THE EXERCISE - Transcribe every entry word for word, leaving out all images.

INFORMATION GIVEN -
[START]
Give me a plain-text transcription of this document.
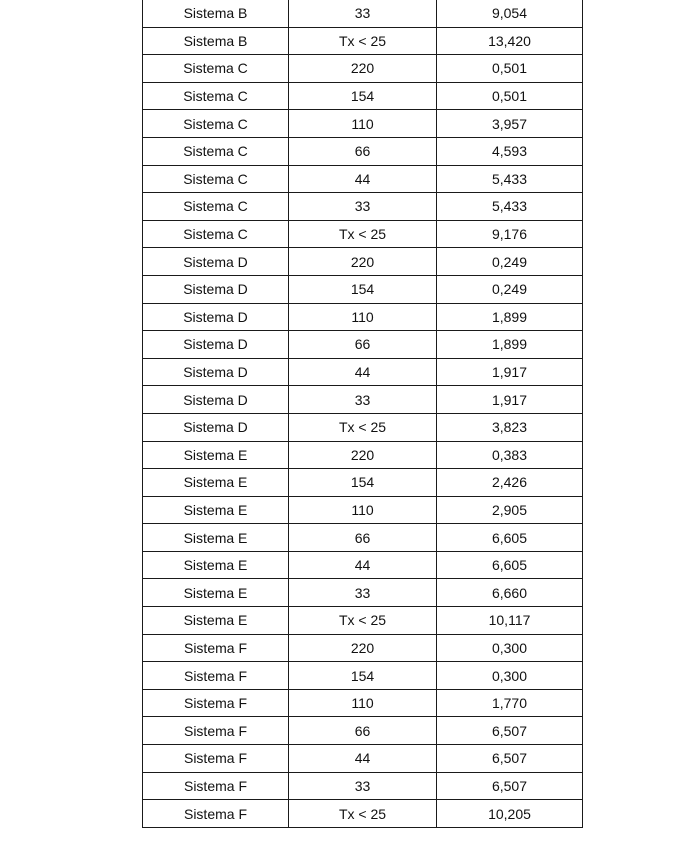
Sistema B	33	9,054
Sistema B	Tx < 25	13,420
Sistema C	220	0,501
Sistema C	154	0,501
Sistema C	110	3,957
Sistema C	66	4,593
Sistema C	44	5,433
Sistema C	33	5,433
Sistema C	Tx < 25	9,176
Sistema D	220	0,249
Sistema D	154	0,249
Sistema D	110	1,899
Sistema D	66	1,899
Sistema D	44	1,917
Sistema D	33	1,917
Sistema D	Tx < 25	3,823
Sistema E	220	0,383
Sistema E	154	2,426
Sistema E	110	2,905
Sistema E	66	6,605
Sistema E	44	6,605
Sistema E	33	6,660
Sistema E	Tx < 25	10,117
Sistema F	220	0,300
Sistema F	154	0,300
Sistema F	110	1,770
Sistema F	66	6,507
Sistema F	44	6,507
Sistema F	33	6,507
Sistema F	Tx < 25	10,205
[END]
EXERCISE RESPONSE -
Give me a plain-text transcription of this document.
Sistema B	33	9,054
Sistema B	Tx < 25	13,420
Sistema C	220	0,501
Sistema C	154	0,501
Sistema C	110	3,957
Sistema C	66	4,593
Sistema C	44	5,433
Sistema C	33	5,433
Sistema C	Tx < 25	9,176
Sistema D	220	0,249
Sistema D	154	0,249
Sistema D	110	1,899
Sistema D	66	1,899
Sistema D	44	1,917
Sistema D	33	1,917
Sistema D	Tx < 25	3,823
Sistema E	220	0,383
Sistema E	154	2,426
Sistema E	110	2,905
Sistema E	66	6,605
Sistema E	44	6,605
Sistema E	33	6,660
Sistema E	Tx < 25	10,117
Sistema F	220	0,300
Sistema F	154	0,300
Sistema F	110	1,770
Sistema F	66	6,507
Sistema F	44	6,507
Sistema F	33	6,507
Sistema F	Tx < 25	10,205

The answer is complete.